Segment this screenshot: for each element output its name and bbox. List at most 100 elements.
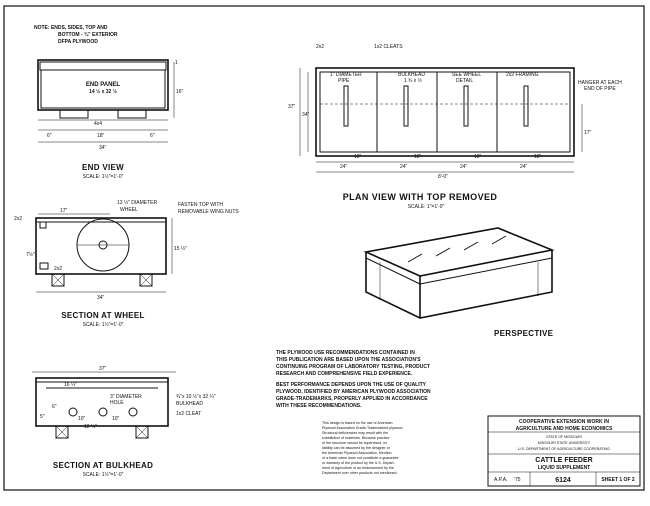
fasten-label-2: REMOVABLE WING NUTS [178, 209, 239, 215]
bulk-dim-h: 5" [40, 414, 45, 420]
disclaimer-line-2: Plywood Association Grade-Trademarked pl… [322, 426, 403, 430]
perspective-title: PERSPECTIVE [494, 329, 554, 338]
disclaimer-line-9: or warranty of the product by the U.S. D… [322, 461, 396, 465]
bulk-dim-pipe: 3" DIAMETER [110, 394, 142, 400]
plan-dim-bay-2: 12" [414, 154, 422, 160]
disclaimer-line-1: This design is based on the use of Ameri… [322, 421, 393, 425]
rec-p1-line-3: CONTINUING PROGRAM OF LABORATORY TESTING… [276, 364, 430, 370]
tb-sheet: SHEET 1 OF 2 [601, 477, 635, 483]
end-view-drawing: END PANEL 14 ½ x 32 ½ 1 16" 4x4 6" 18" 6… [37, 59, 184, 151]
plan-label-2x2: 2x2 [316, 44, 324, 50]
plan-view-title: PLAN VIEW WITH TOP REMOVED [343, 192, 498, 202]
note-line-1: NOTE: ENDS, SIDES, TOP AND [34, 25, 108, 31]
disclaimer-line-6: liability can be assumed by the designer… [322, 446, 391, 450]
section-wheel-scale: SCALE: 1½"=1'-0" [83, 321, 124, 328]
plan-label-hanger-2: END OF PIPE [584, 86, 616, 92]
plan-dim-left-h2: 34" [302, 112, 310, 118]
tb-ref-label: A.P.A. [494, 477, 508, 483]
wheel-dim-left-lumber: 2x2 [14, 216, 22, 222]
rec-p2-line-2: PLYWOOD, IDENTIFIED BY AMERICAN PLYWOOD … [276, 389, 431, 395]
bulk-label-2: BULKHEAD [176, 401, 203, 407]
plan-dim-bay-1: 12" [354, 154, 362, 160]
title-block: COOPERATIVE EXTENSION WORK IN AGRICULTUR… [487, 415, 641, 487]
rec-p2-line-4: WITH THESE RECOMMENDATIONS. [276, 403, 362, 409]
tb-plan-number: 6124 [555, 477, 571, 484]
disclaimer-line-7: the American Plywood Association. Mentio… [322, 451, 392, 455]
bulk-dim-a: 10" [78, 416, 86, 422]
disclaimer-line-3: Structural deficiencies may result with … [322, 431, 388, 435]
plan-dim-overall: 8'-0" [438, 174, 448, 180]
disclaimer-line-4: substitution of materials. Because pract… [322, 436, 389, 440]
plan-label-wheel-1: SEE WHEEL [452, 72, 481, 78]
fasten-label-1: FASTEN TOP WITH [178, 202, 223, 208]
bulk-cleat-label: 1x2 CLEAT [176, 411, 201, 417]
rec-p2-line-3: GRADE-TRADEMARKS, PROPERLY APPLIED IN AC… [276, 396, 428, 402]
bulk-dim-overall: 37" [99, 366, 107, 372]
end-dim-mid: 18" [97, 133, 105, 139]
end-panel-size: 14 ½ x 32 ½ [89, 88, 117, 95]
tb-project-subtitle: LIQUID SUPPLEMENT [538, 465, 591, 471]
wheel-label-2: WHEEL [120, 207, 138, 213]
plan-dim-bay-3: 12" [474, 154, 482, 160]
plan-view-scale: SCALE: 1"=1'-0" [408, 204, 445, 210]
end-dim-width: 34" [99, 145, 107, 151]
disclaimer-line-5: of the structure cannot be supervised, n… [322, 441, 387, 445]
bulk-dim-b: 10" [112, 416, 120, 422]
plan-label-hanger-1: HANGER AT EACH [578, 80, 622, 86]
wheel-dim-inner: 7½" [26, 251, 35, 258]
bulk-dim-d: 6" [52, 404, 57, 410]
plan-dim-span-4: 24" [520, 164, 528, 170]
bulk-dim-c: 12 ¼" [84, 424, 97, 430]
plan-label-pipe-1: 1" DIAMETER [330, 72, 362, 78]
recommendations-block: THE PLYWOOD USE RECOMMENDATIONS CONTAINE… [276, 350, 431, 409]
bulk-dim-pipe-2: HOLE [110, 400, 124, 406]
plan-dim-span-2: 24" [400, 164, 408, 170]
disclaimer-line-8: of a trade name does not constitute a gu… [322, 456, 399, 460]
section-wheel-drawing: 17" 2x2 7½" 2x2 15 ½" 34" 13 ½" DIAMETER… [14, 199, 239, 301]
plan-dim-left-h: 37" [288, 104, 296, 110]
bulk-label-1: ¾"x 10 ½"x 32 ¼" [176, 393, 216, 400]
sheet-border [3, 5, 645, 491]
note-block: NOTE: ENDS, SIDES, TOP AND BOTTOM - ¾" E… [34, 25, 118, 45]
plan-label-framing: 2x2 FRAMING [506, 72, 539, 78]
end-dim-height: 16" [176, 89, 184, 95]
perspective-drawing [363, 227, 555, 319]
plan-view-drawing: 2x2 1x2 CLEATS 1" DIAMETER PIPE BULKHEAD… [288, 44, 622, 180]
end-dim-left: 6" [47, 133, 52, 139]
end-view-title: END VIEW [82, 163, 124, 172]
plan-dim-span-1: 24" [340, 164, 348, 170]
section-bulkhead-scale: SCALE: 1½"=1'-0" [83, 471, 124, 478]
note-line-2: BOTTOM - ¾" EXTERIOR [58, 31, 118, 38]
plan-label-bulkhead-1: BULKHEAD [398, 72, 425, 78]
tb-coop-1: COOPERATIVE EXTENSION WORK IN [519, 419, 609, 425]
wheel-dim-cleat: 2x2 [54, 266, 62, 272]
plan-label-cleats: 1x2 CLEATS [374, 44, 403, 50]
plan-dim-right-h: 17" [584, 130, 592, 136]
rec-p1-line-4: RESEARCH AND COMPREHENSIVE FIELD EXPERIE… [276, 371, 413, 377]
end-dim-top: 1 [175, 60, 178, 66]
wheel-dim-top: 17" [60, 208, 68, 214]
rec-p2-line-1: BEST PERFORMANCE DEPENDS UPON THE USE OF… [276, 382, 427, 388]
plan-label-pipe-2: PIPE [338, 78, 350, 84]
bulk-dim-inner: 16 ¼" [64, 382, 77, 388]
tb-project-title: CATTLE FEEDER [535, 457, 592, 464]
rec-p1-line-2: THIS PUBLICATION ARE BASED UPON THE ASSO… [276, 357, 421, 363]
tb-state-2: MISSOURI STATE UNIVERSITY [538, 441, 591, 445]
disclaimer-line-11: Department over other products not menti… [322, 471, 398, 475]
wheel-dim-height: 15 ½" [174, 245, 187, 252]
plan-label-bulkhead-2: 1 ¾ x ½ [404, 77, 423, 84]
note-line-3: DFPA PLYWOOD [58, 39, 98, 45]
section-wheel-title: SECTION AT WHEEL [61, 311, 144, 320]
end-dim-right: 6" [150, 133, 155, 139]
tb-ref-year: '75 [514, 477, 521, 483]
rec-p1-line-1: THE PLYWOOD USE RECOMMENDATIONS CONTAINE… [276, 350, 415, 356]
wheel-label-1: 13 ½" DIAMETER [117, 199, 158, 206]
plan-dim-bay-4: 12" [534, 154, 542, 160]
tb-coop-2: AGRICULTURE AND HOME ECONOMICS [516, 426, 613, 432]
tb-state-1: STATE OF MISSOURI [546, 435, 582, 439]
disclaimer-line-10: ment of Agriculture or an endorsement by… [322, 466, 394, 470]
plan-label-wheel-2: DETAIL [456, 78, 473, 84]
end-panel-label: END PANEL [86, 82, 121, 88]
section-bulkhead-drawing: 37" 16 ¼" 3" DIAMETER HOLE 10" 10" 12 ¼"… [32, 366, 216, 439]
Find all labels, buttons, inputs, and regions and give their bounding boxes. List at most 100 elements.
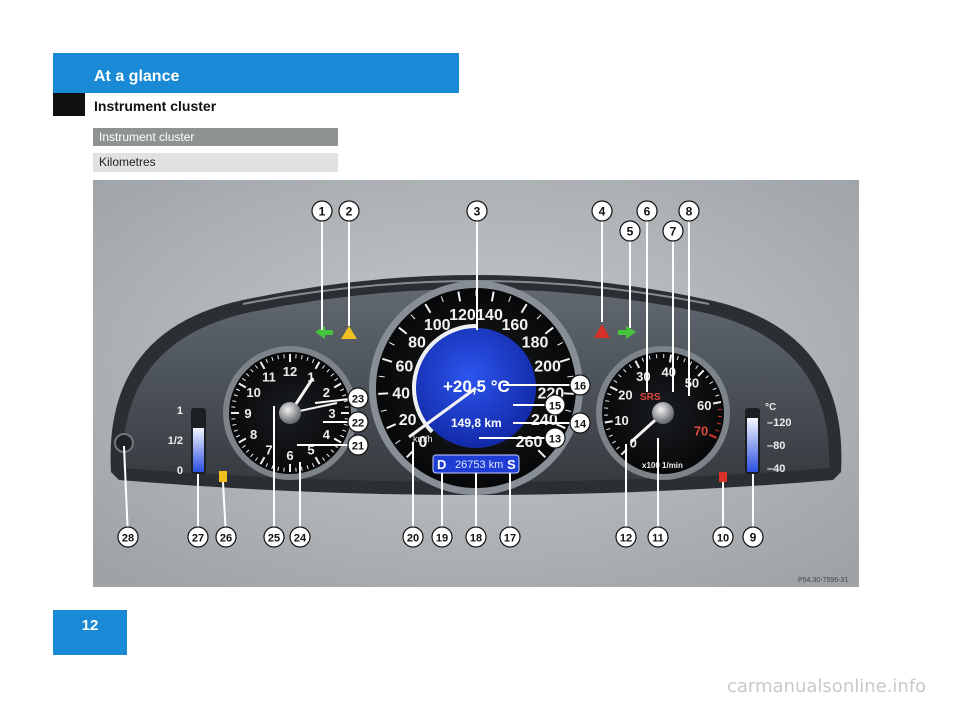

> **What you should do**:
Copy the lines of every record above word for word, leaving out the pictures.

> **Full solution**:
Segment this screenshot: for each element output its name and bbox. List at most 100 elements.
fasten-label-2: REMOVABLE WING NUTS [178, 209, 239, 215]
bulk-dim-h: 5" [40, 414, 45, 420]
disclaimer-line-2: Plywood Association Grade-Trademarked pl… [322, 426, 403, 430]
perspective-title: PERSPECTIVE [494, 329, 554, 338]
disclaimer-line-9: or warranty of the product by the U.S. D… [322, 461, 396, 465]
bulk-dim-pipe: 3" DIAMETER [110, 394, 142, 400]
plan-dim-bay-2: 12" [414, 154, 422, 160]
disclaimer-line-1: This design is based on the use of Ameri… [322, 421, 393, 425]
rec-p1-line-3: CONTINUING PROGRAM OF LABORATORY TESTING… [276, 364, 430, 370]
tb-sheet: SHEET 1 OF 2 [601, 477, 635, 483]
end-view-drawing: END PANEL 14 ½ x 32 ½ 1 16" 4x4 6" 18" 6… [37, 59, 184, 151]
plan-label-2x2: 2x2 [316, 44, 324, 50]
plan-view-title: PLAN VIEW WITH TOP REMOVED [343, 192, 498, 202]
note-line-1: NOTE: ENDS, SIDES, TOP AND [34, 25, 108, 31]
disclaimer-line-6: liability can be assumed by the designer… [322, 446, 391, 450]
section-wheel-scale: SCALE: 1½"=1'-0" [83, 321, 124, 328]
plan-label-hanger-2: END OF PIPE [584, 86, 616, 92]
plan-dim-left-h2: 34" [302, 112, 310, 118]
tb-ref-label: A.P.A. [494, 477, 508, 483]
wheel-dim-left-lumber: 2x2 [14, 216, 22, 222]
rec-p2-line-2: PLYWOOD, IDENTIFIED BY AMERICAN PLYWOOD … [276, 389, 431, 395]
bulk-label-2: BULKHEAD [176, 401, 203, 407]
plan-dim-bay-1: 12" [354, 154, 362, 160]
title-block: COOPERATIVE EXTENSION WORK IN AGRICULTUR… [487, 415, 641, 487]
rec-p2-line-4: WITH THESE RECOMMENDATIONS. [276, 403, 362, 409]
tb-plan-number: 6124 [555, 477, 571, 484]
disclaimer-line-7: the American Plywood Association. Mentio… [322, 451, 392, 455]
bulk-dim-a: 10" [78, 416, 86, 422]
disclaimer-line-3: Structural deficiencies may result with … [322, 431, 388, 435]
plan-dim-overall: 8'-0" [438, 174, 448, 180]
disclaimer-line-4: substitution of materials. Because pract… [322, 436, 389, 440]
plan-label-wheel-1: SEE WHEEL [452, 72, 481, 78]
fasten-label-1: FASTEN TOP WITH [178, 202, 223, 208]
bulk-cleat-label: 1x2 CLEAT [176, 411, 201, 417]
rec-p2-line-3: GRADE-TRADEMARKS, PROPERLY APPLIED IN AC… [276, 396, 428, 402]
bulk-dim-overall: 37" [99, 366, 107, 372]
end-dim-mid: 18" [97, 133, 105, 139]
end-panel-size: 14 ½ x 32 ½ [89, 88, 117, 95]
tb-project-subtitle: LIQUID SUPPLEMENT [538, 465, 591, 471]
wheel-label-2: WHEEL [120, 207, 138, 213]
plan-dim-bay-3: 12" [474, 154, 482, 160]
plan-view-scale: SCALE: 1"=1'-0" [408, 204, 445, 210]
end-dim-width: 34" [99, 145, 107, 151]
disclaimer-line-5: of the structure cannot be supervised, n… [322, 441, 387, 445]
bulk-dim-b: 10" [112, 416, 120, 422]
plan-label-hanger-1: HANGER AT EACH [578, 80, 622, 86]
wheel-dim-inner: 7½" [26, 251, 35, 258]
bulk-dim-d: 6" [52, 404, 57, 410]
plan-dim-span-4: 24" [520, 164, 528, 170]
bulk-dim-c: 12 ¼" [84, 424, 97, 430]
plan-label-pipe-1: 1" DIAMETER [330, 72, 362, 78]
recommendations-block: THE PLYWOOD USE RECOMMENDATIONS CONTAINE… [276, 350, 431, 409]
bulk-dim-pipe-2: HOLE [110, 400, 124, 406]
plan-dim-span-2: 24" [400, 164, 408, 170]
disclaimer-line-8: of a trade name does not constitute a gu… [322, 456, 399, 460]
section-wheel-drawing: 17" 2x2 7½" 2x2 15 ½" 34" 13 ½" DIAMETER… [14, 199, 239, 301]
plan-dim-left-h: 37" [288, 104, 296, 110]
bulk-label-1: ¾"x 10 ½"x 32 ¼" [176, 393, 216, 400]
sheet-border [3, 5, 645, 491]
note-block: NOTE: ENDS, SIDES, TOP AND BOTTOM - ¾" E… [34, 25, 118, 45]
plan-label-framing: 2x2 FRAMING [506, 72, 539, 78]
end-dim-height: 16" [176, 89, 184, 95]
perspective-drawing [363, 227, 555, 319]
plan-view-drawing: 2x2 1x2 CLEATS 1" DIAMETER PIPE BULKHEAD… [288, 44, 622, 180]
end-dim-left: 6" [47, 133, 52, 139]
end-view-title: END VIEW [82, 163, 124, 172]
plan-dim-span-1: 24" [340, 164, 348, 170]
section-bulkhead-scale: SCALE: 1½"=1'-0" [83, 471, 124, 478]
note-line-2: BOTTOM - ¾" EXTERIOR [58, 31, 118, 38]
plan-label-bulkhead-1: BULKHEAD [398, 72, 425, 78]
tb-coop-1: COOPERATIVE EXTENSION WORK IN [519, 419, 609, 425]
wheel-dim-cleat: 2x2 [54, 266, 62, 272]
plan-label-cleats: 1x2 CLEATS [374, 44, 403, 50]
plan-dim-right-h: 17" [584, 130, 592, 136]
rec-p1-line-4: RESEARCH AND COMPREHENSIVE FIELD EXPERIE… [276, 371, 413, 377]
end-dim-top: 1 [175, 60, 178, 66]
wheel-dim-top: 17" [60, 208, 68, 214]
rec-p2-line-1: BEST PERFORMANCE DEPENDS UPON THE USE OF… [276, 382, 427, 388]
plan-label-pipe-2: PIPE [338, 78, 350, 84]
bulk-dim-inner: 16 ¼" [64, 382, 77, 388]
tb-project-title: CATTLE FEEDER [535, 457, 592, 464]
rec-p1-line-2: THIS PUBLICATION ARE BASED UPON THE ASSO… [276, 357, 421, 363]
tb-state-2: MISSOURI STATE UNIVERSITY [538, 441, 591, 445]
disclaimer-line-11: Department over other products not menti… [322, 471, 398, 475]
wheel-dim-height: 15 ½" [174, 245, 187, 252]
plan-label-bulkhead-2: 1 ¾ x ½ [404, 77, 423, 84]
note-line-3: DFPA PLYWOOD [58, 39, 98, 45]
section-wheel-title: SECTION AT WHEEL [61, 311, 144, 320]
end-dim-right: 6" [150, 133, 155, 139]
tb-ref-year: '75 [514, 477, 521, 483]
rec-p1-line-1: THE PLYWOOD USE RECOMMENDATIONS CONTAINE… [276, 350, 415, 356]
wheel-label-1: 13 ½" DIAMETER [117, 199, 158, 206]
plan-dim-bay-4: 12" [534, 154, 542, 160]
tb-coop-2: AGRICULTURE AND HOME ECONOMICS [516, 426, 613, 432]
tb-state-1: STATE OF MISSOURI [546, 435, 582, 439]
disclaimer-line-10: ment of Agriculture or an endorsement by… [322, 466, 394, 470]
plan-label-wheel-2: DETAIL [456, 78, 473, 84]
end-panel-label: END PANEL [86, 82, 121, 88]
section-bulkhead-drawing: 37" 16 ¼" 3" DIAMETER HOLE 10" 10" 12 ¼"… [32, 366, 216, 439]
Find all labels, buttons, inputs, and regions and give their bounding boxes. List at most 100 elements.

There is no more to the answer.